--- Start Task inputs ---
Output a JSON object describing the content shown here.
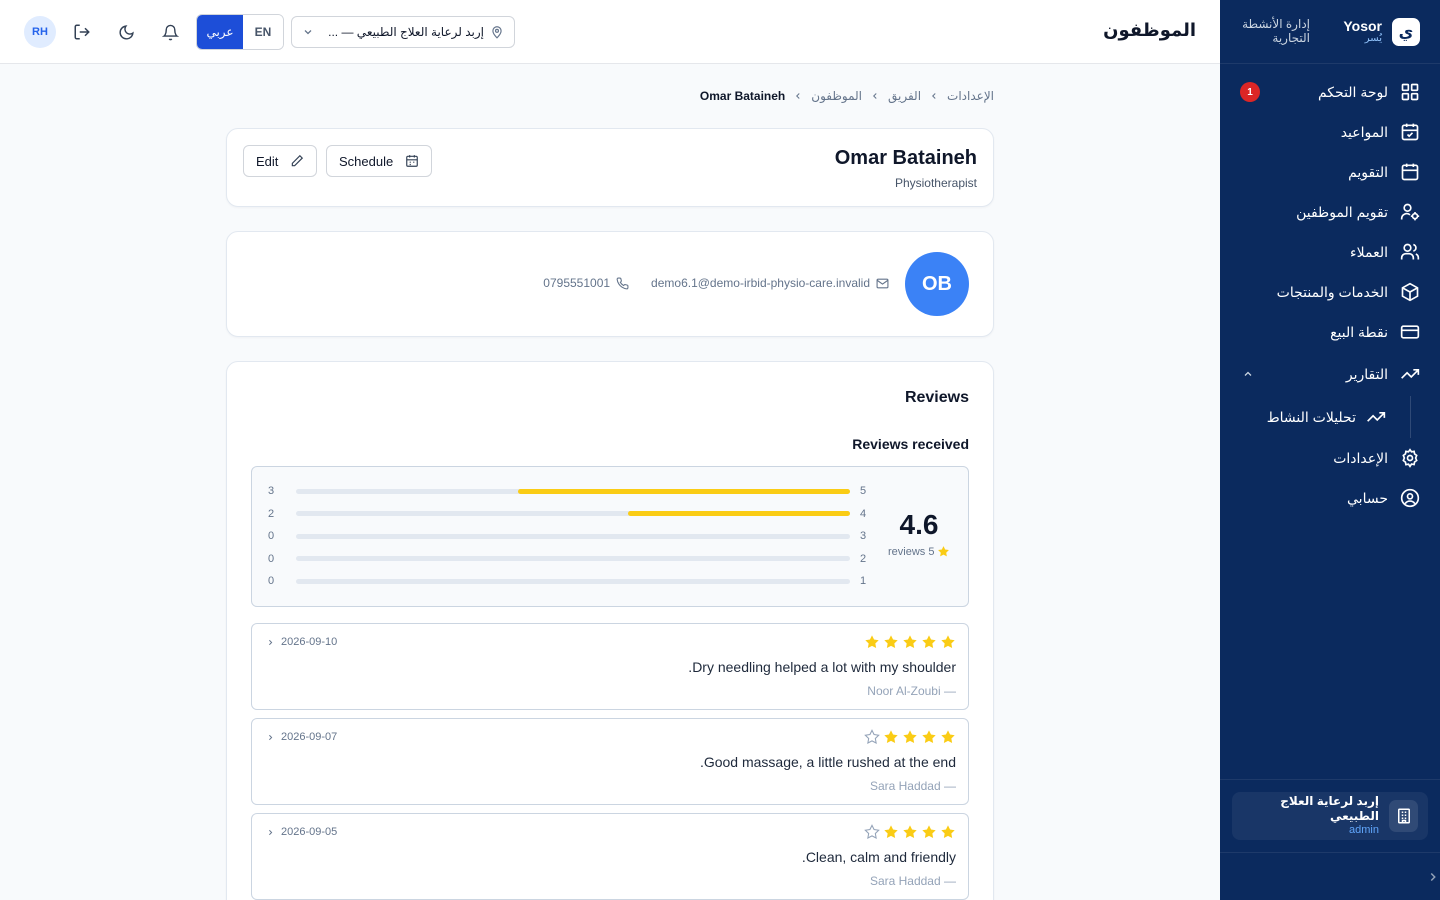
{
  "brand": {
    "name": "Yosor",
    "sub": "يُسر",
    "logo_char": "ي",
    "description": "إدارة الأنشطة التجارية"
  },
  "sidebar": {
    "items": [
      {
        "label": "لوحة التحكم",
        "icon": "dashboard-icon",
        "badge": "1"
      },
      {
        "label": "المواعيد",
        "icon": "calendar-check-icon"
      },
      {
        "label": "التقويم",
        "icon": "calendar-icon"
      },
      {
        "label": "تقويم الموظفين",
        "icon": "user-cog-icon"
      },
      {
        "label": "العملاء",
        "icon": "users-icon"
      },
      {
        "label": "الخدمات والمنتجات",
        "icon": "package-icon"
      },
      {
        "label": "نقطة البيع",
        "icon": "credit-card-icon"
      },
      {
        "label": "التقارير",
        "icon": "trending-up-icon",
        "expanded": true
      },
      {
        "label": "تحليلات النشاط",
        "icon": "trending-up-icon",
        "sub": true
      },
      {
        "label": "الإعدادات",
        "icon": "gear-icon"
      },
      {
        "label": "حسابي",
        "icon": "user-circle-icon"
      }
    ],
    "tenant": {
      "name": "إربد لرعاية العلاج الطبيعي",
      "role": "admin"
    }
  },
  "header": {
    "title": "الموظفون",
    "location": "إربد لرعاية العلاج الطبيعي — ...",
    "lang_ar": "عربي",
    "lang_en": "EN",
    "avatar": "RH"
  },
  "breadcrumb": [
    "الإعدادات",
    "الفريق",
    "الموظفون",
    "Omar Bataineh"
  ],
  "employee": {
    "name": "Omar Bataineh",
    "role": "Physiotherapist",
    "initials": "OB",
    "email": "demo6.1@demo-irbid-physio-care.invalid",
    "phone": "0795551001",
    "edit_label": "Edit",
    "schedule_label": "Schedule"
  },
  "reviews": {
    "title": "Reviews",
    "subtitle": "Reviews received",
    "average": "4.6",
    "count_label": "5 reviews",
    "distribution": [
      {
        "stars": 5,
        "count": 3,
        "fraction": 0.6
      },
      {
        "stars": 4,
        "count": 2,
        "fraction": 0.4
      },
      {
        "stars": 3,
        "count": 0,
        "fraction": 0
      },
      {
        "stars": 2,
        "count": 0,
        "fraction": 0
      },
      {
        "stars": 1,
        "count": 0,
        "fraction": 0
      }
    ],
    "items": [
      {
        "rating": 5,
        "text": "Dry needling helped a lot with my shoulder.",
        "author": "— Noor Al-Zoubi",
        "date": "2026-09-10"
      },
      {
        "rating": 4,
        "text": "Good massage, a little rushed at the end.",
        "author": "— Sara Haddad",
        "date": "2026-09-07"
      },
      {
        "rating": 4,
        "text": "Clean, calm and friendly.",
        "author": "— Sara Haddad",
        "date": "2026-09-05"
      }
    ]
  },
  "colors": {
    "sidebar": "#0b2a5e",
    "primary": "#1d4ed8",
    "star": "#facc15",
    "avatar": "#3b82f6",
    "badge": "#dc2626"
  }
}
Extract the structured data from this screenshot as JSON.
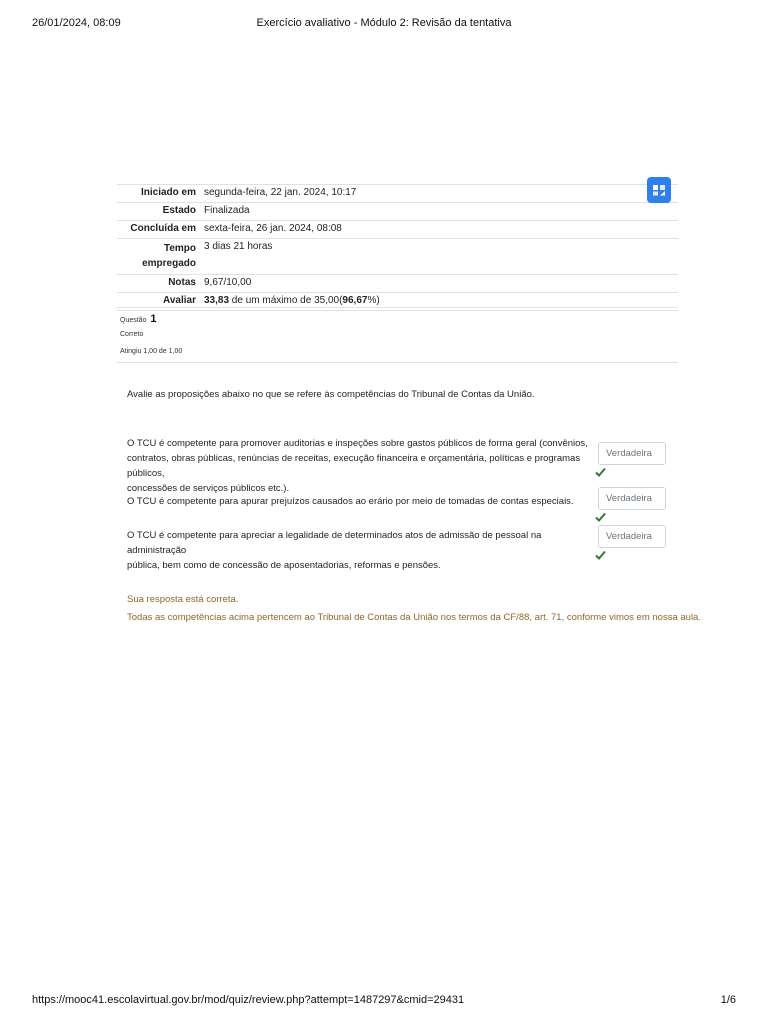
{
  "print_header": {
    "datetime": "26/01/2024, 08:09",
    "title": "Exercício avaliativo - Módulo 2: Revisão da tentativa"
  },
  "summary": {
    "rows": [
      {
        "label": "Iniciado em",
        "value": "segunda-feira, 22 jan. 2024, 10:17"
      },
      {
        "label": "Estado",
        "value": "Finalizada"
      },
      {
        "label": "Concluída em",
        "value": "sexta-feira, 26 jan. 2024, 08:08"
      },
      {
        "label_line1": "Tempo",
        "label_line2": "empregado",
        "value": "3 dias 21 horas"
      },
      {
        "label": "Notas",
        "value": "9,67/10,00"
      },
      {
        "label": "Avaliar",
        "score": "33,83",
        "middle": " de um máximo de 35,00(",
        "percent": "96,67",
        "suffix": "%)"
      }
    ]
  },
  "nav_icon": "quiz-navigation-icon",
  "question": {
    "label": "Questão",
    "number": "1",
    "state": "Correto",
    "grade": "Atingiu 1,00 de 1,00",
    "text": "Avalie as proposições abaixo no que se refere às competências do Tribunal de Contas da União.",
    "propositions": [
      {
        "lines": [
          "O TCU é competente para promover auditorias e inspeções sobre gastos públicos de forma geral (convênios,",
          "contratos, obras públicas, renúncias de receitas, execução financeira e orçamentária, políticas e programas públicos,",
          "concessões de serviços públicos etc.)."
        ],
        "answer": "Verdadeira"
      },
      {
        "lines": [
          "O TCU é competente para apurar prejuízos causados ao erário por meio de tomadas de contas especiais."
        ],
        "answer": "Verdadeira"
      },
      {
        "lines": [
          "O TCU é competente para apreciar a legalidade de determinados atos de admissão de pessoal na administração",
          "pública, bem como de concessão de aposentadorias, reformas e pensões."
        ],
        "answer": "Verdadeira"
      }
    ],
    "feedback_correct": "Sua resposta está correta.",
    "feedback_general": "Todas as competências acima pertencem ao Tribunal de Contas da União nos termos da CF/88, art. 71, conforme vimos em nossa aula."
  },
  "print_footer": {
    "url": "https://mooc41.escolavirtual.gov.br/mod/quiz/review.php?attempt=1487297&cmid=29431",
    "page": "1/6"
  },
  "colors": {
    "check": "#357a32",
    "feedback": "#8e662e",
    "nav_button": "#2f80ed"
  }
}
--- End Task inputs ---
▶ [Stated problem] Above are the records; reproduce them exactly and leave out the pictures.

▶ [Written response]
Output a JSON object describing the content shown here.
{
  "brand": {
    "name": "Yosor",
    "sub": "يُسر",
    "logo_char": "ي",
    "description": "إدارة الأنشطة التجارية"
  },
  "sidebar": {
    "items": [
      {
        "label": "لوحة التحكم",
        "icon": "dashboard-icon",
        "badge": "1"
      },
      {
        "label": "المواعيد",
        "icon": "calendar-check-icon"
      },
      {
        "label": "التقويم",
        "icon": "calendar-icon"
      },
      {
        "label": "تقويم الموظفين",
        "icon": "user-cog-icon"
      },
      {
        "label": "العملاء",
        "icon": "users-icon"
      },
      {
        "label": "الخدمات والمنتجات",
        "icon": "package-icon"
      },
      {
        "label": "نقطة البيع",
        "icon": "credit-card-icon"
      },
      {
        "label": "التقارير",
        "icon": "trending-up-icon",
        "expanded": true
      },
      {
        "label": "تحليلات النشاط",
        "icon": "trending-up-icon",
        "sub": true
      },
      {
        "label": "الإعدادات",
        "icon": "gear-icon"
      },
      {
        "label": "حسابي",
        "icon": "user-circle-icon"
      }
    ],
    "tenant": {
      "name": "إربد لرعاية العلاج الطبيعي",
      "role": "admin"
    }
  },
  "header": {
    "title": "الموظفون",
    "location": "إربد لرعاية العلاج الطبيعي — ...",
    "lang_ar": "عربي",
    "lang_en": "EN",
    "avatar": "RH"
  },
  "breadcrumb": [
    "الإعدادات",
    "الفريق",
    "الموظفون",
    "Omar Bataineh"
  ],
  "employee": {
    "name": "Omar Bataineh",
    "role": "Physiotherapist",
    "initials": "OB",
    "email": "demo6.1@demo-irbid-physio-care.invalid",
    "phone": "0795551001",
    "edit_label": "Edit",
    "schedule_label": "Schedule"
  },
  "reviews": {
    "title": "Reviews",
    "subtitle": "Reviews received",
    "average": "4.6",
    "count_label": "5 reviews",
    "distribution": [
      {
        "stars": 5,
        "count": 3,
        "fraction": 0.6
      },
      {
        "stars": 4,
        "count": 2,
        "fraction": 0.4
      },
      {
        "stars": 3,
        "count": 0,
        "fraction": 0
      },
      {
        "stars": 2,
        "count": 0,
        "fraction": 0
      },
      {
        "stars": 1,
        "count": 0,
        "fraction": 0
      }
    ],
    "items": [
      {
        "rating": 5,
        "text": "Dry needling helped a lot with my shoulder.",
        "author": "— Noor Al-Zoubi",
        "date": "2026-09-10"
      },
      {
        "rating": 4,
        "text": "Good massage, a little rushed at the end.",
        "author": "— Sara Haddad",
        "date": "2026-09-07"
      },
      {
        "rating": 4,
        "text": "Clean, calm and friendly.",
        "author": "— Sara Haddad",
        "date": "2026-09-05"
      }
    ]
  },
  "colors": {
    "sidebar": "#0b2a5e",
    "primary": "#1d4ed8",
    "star": "#facc15",
    "avatar": "#3b82f6",
    "badge": "#dc2626"
  }
}
Extract the structured data from this screenshot as JSON.
{
  "print_header": {
    "datetime": "26/01/2024, 08:09",
    "title": "Exercício avaliativo - Módulo 2: Revisão da tentativa"
  },
  "summary": {
    "rows": [
      {
        "label": "Iniciado em",
        "value": "segunda-feira, 22 jan. 2024, 10:17"
      },
      {
        "label": "Estado",
        "value": "Finalizada"
      },
      {
        "label": "Concluída em",
        "value": "sexta-feira, 26 jan. 2024, 08:08"
      },
      {
        "label_line1": "Tempo",
        "label_line2": "empregado",
        "value": "3 dias 21 horas"
      },
      {
        "label": "Notas",
        "value": "9,67/10,00"
      },
      {
        "label": "Avaliar",
        "score": "33,83",
        "middle": " de um máximo de 35,00(",
        "percent": "96,67",
        "suffix": "%)"
      }
    ]
  },
  "nav_icon": "quiz-navigation-icon",
  "question": {
    "label": "Questão",
    "number": "1",
    "state": "Correto",
    "grade": "Atingiu 1,00 de 1,00",
    "text": "Avalie as proposições abaixo no que se refere às competências do Tribunal de Contas da União.",
    "propositions": [
      {
        "lines": [
          "O TCU é competente para promover auditorias e inspeções sobre gastos públicos de forma geral (convênios,",
          "contratos, obras públicas, renúncias de receitas, execução financeira e orçamentária, políticas e programas públicos,",
          "concessões de serviços públicos etc.)."
        ],
        "answer": "Verdadeira"
      },
      {
        "lines": [
          "O TCU é competente para apurar prejuízos causados ao erário por meio de tomadas de contas especiais."
        ],
        "answer": "Verdadeira"
      },
      {
        "lines": [
          "O TCU é competente para apreciar a legalidade de determinados atos de admissão de pessoal na administração",
          "pública, bem como de concessão de aposentadorias, reformas e pensões."
        ],
        "answer": "Verdadeira"
      }
    ],
    "feedback_correct": "Sua resposta está correta.",
    "feedback_general": "Todas as competências acima pertencem ao Tribunal de Contas da União nos termos da CF/88, art. 71, conforme vimos em nossa aula."
  },
  "print_footer": {
    "url": "https://mooc41.escolavirtual.gov.br/mod/quiz/review.php?attempt=1487297&cmid=29431",
    "page": "1/6"
  },
  "colors": {
    "check": "#357a32",
    "feedback": "#8e662e",
    "nav_button": "#2f80ed"
  }
}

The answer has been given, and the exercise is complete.